(Records that describe figures)
^^^^^^^^

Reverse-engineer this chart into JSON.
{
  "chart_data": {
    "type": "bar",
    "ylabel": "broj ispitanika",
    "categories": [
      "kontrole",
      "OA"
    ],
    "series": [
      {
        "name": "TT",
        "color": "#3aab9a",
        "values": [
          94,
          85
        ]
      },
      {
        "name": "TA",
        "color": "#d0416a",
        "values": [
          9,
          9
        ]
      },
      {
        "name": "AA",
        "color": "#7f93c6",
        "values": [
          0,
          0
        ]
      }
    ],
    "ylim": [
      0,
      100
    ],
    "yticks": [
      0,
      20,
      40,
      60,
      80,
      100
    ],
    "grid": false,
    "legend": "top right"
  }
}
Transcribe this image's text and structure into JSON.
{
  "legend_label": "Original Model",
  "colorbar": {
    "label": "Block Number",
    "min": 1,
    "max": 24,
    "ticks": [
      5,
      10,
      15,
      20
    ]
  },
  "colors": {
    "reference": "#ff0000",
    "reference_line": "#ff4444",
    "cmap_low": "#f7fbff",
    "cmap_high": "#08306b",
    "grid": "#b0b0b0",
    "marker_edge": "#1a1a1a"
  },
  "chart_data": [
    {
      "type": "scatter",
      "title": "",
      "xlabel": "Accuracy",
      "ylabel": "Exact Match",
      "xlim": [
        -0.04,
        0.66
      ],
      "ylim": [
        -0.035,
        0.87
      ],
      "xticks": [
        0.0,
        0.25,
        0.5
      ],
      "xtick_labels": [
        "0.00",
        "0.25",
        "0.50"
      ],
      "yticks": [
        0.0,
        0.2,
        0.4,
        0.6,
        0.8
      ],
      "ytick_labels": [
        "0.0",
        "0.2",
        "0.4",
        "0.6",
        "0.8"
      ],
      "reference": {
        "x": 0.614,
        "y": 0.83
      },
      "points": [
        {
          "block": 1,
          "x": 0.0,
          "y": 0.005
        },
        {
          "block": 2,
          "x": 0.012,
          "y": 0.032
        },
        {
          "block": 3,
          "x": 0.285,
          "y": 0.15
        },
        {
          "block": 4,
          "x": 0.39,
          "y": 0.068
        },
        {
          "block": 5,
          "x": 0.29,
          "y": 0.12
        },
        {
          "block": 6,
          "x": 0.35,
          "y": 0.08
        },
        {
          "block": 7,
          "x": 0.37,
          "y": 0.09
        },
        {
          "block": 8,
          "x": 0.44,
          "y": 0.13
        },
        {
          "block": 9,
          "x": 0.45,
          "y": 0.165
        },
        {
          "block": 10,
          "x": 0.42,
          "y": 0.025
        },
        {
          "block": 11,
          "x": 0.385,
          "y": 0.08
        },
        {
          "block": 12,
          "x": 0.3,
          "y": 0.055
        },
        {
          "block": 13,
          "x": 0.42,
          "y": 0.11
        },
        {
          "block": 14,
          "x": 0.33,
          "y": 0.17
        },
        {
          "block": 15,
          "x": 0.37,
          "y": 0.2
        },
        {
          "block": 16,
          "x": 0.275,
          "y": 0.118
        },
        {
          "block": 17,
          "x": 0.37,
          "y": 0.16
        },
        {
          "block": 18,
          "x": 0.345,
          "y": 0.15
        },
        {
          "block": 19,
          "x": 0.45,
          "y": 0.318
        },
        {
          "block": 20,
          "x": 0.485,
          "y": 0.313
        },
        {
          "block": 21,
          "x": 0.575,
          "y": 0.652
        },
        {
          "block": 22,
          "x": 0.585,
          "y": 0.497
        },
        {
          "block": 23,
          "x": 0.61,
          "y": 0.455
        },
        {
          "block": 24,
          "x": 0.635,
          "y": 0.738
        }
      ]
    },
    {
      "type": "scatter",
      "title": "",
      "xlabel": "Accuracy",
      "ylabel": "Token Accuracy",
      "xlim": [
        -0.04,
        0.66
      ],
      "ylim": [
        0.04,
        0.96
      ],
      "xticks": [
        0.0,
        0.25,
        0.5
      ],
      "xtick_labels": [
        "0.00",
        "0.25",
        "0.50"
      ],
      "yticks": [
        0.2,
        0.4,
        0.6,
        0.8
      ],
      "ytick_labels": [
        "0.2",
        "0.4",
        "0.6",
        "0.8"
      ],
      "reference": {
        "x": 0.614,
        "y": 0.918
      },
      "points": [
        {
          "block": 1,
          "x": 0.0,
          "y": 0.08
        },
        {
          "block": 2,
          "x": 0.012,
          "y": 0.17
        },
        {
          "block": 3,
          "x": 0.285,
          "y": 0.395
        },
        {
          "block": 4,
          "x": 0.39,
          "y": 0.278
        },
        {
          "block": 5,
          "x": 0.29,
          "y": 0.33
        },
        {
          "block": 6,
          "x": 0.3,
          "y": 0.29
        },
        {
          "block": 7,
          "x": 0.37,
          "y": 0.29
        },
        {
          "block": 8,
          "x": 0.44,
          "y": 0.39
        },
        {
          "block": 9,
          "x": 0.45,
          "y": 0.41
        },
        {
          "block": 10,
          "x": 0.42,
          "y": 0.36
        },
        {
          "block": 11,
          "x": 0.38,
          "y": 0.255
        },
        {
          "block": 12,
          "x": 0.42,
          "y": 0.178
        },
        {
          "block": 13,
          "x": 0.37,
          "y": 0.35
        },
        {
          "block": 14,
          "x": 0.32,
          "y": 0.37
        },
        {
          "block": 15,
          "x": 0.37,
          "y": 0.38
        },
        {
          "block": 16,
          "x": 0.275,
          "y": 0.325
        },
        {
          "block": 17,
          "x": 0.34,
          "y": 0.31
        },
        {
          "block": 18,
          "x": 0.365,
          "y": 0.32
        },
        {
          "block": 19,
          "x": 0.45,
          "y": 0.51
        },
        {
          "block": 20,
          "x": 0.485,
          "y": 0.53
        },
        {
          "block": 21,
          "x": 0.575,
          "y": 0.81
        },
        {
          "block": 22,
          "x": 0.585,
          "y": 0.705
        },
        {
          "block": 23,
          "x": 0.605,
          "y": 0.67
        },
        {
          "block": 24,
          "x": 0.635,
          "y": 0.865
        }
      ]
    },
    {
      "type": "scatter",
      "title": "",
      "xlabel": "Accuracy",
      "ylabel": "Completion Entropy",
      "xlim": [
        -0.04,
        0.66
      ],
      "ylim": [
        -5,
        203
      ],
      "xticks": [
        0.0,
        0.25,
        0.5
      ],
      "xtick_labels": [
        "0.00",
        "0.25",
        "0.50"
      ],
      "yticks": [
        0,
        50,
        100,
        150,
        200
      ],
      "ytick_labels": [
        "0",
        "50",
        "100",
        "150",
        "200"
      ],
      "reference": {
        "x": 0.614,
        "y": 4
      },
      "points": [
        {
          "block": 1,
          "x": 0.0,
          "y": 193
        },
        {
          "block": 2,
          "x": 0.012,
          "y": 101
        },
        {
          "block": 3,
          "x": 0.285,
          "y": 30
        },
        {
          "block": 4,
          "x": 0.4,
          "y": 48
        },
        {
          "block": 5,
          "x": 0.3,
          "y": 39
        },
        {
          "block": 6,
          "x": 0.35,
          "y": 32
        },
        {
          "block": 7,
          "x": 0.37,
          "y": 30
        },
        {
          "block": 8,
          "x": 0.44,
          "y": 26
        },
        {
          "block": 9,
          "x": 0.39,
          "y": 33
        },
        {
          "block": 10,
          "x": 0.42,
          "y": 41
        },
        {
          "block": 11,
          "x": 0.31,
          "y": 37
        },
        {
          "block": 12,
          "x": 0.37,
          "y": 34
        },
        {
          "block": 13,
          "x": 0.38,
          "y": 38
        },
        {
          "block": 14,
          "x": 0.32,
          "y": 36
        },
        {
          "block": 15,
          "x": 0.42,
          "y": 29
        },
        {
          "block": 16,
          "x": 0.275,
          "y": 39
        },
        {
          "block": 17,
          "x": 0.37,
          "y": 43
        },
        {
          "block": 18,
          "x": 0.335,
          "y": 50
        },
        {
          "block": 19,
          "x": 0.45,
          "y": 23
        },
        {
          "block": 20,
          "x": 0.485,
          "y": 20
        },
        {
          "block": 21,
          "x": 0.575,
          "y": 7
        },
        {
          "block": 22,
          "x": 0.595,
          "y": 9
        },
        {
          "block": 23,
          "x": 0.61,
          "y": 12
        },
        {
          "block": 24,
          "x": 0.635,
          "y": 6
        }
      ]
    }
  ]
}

^^^^^^^^

What to work on: Copy each line above that contains the string "this".

Complete answer:
Reverse-engineer this chart into JSON.
Transcribe this image's text and structure into JSON.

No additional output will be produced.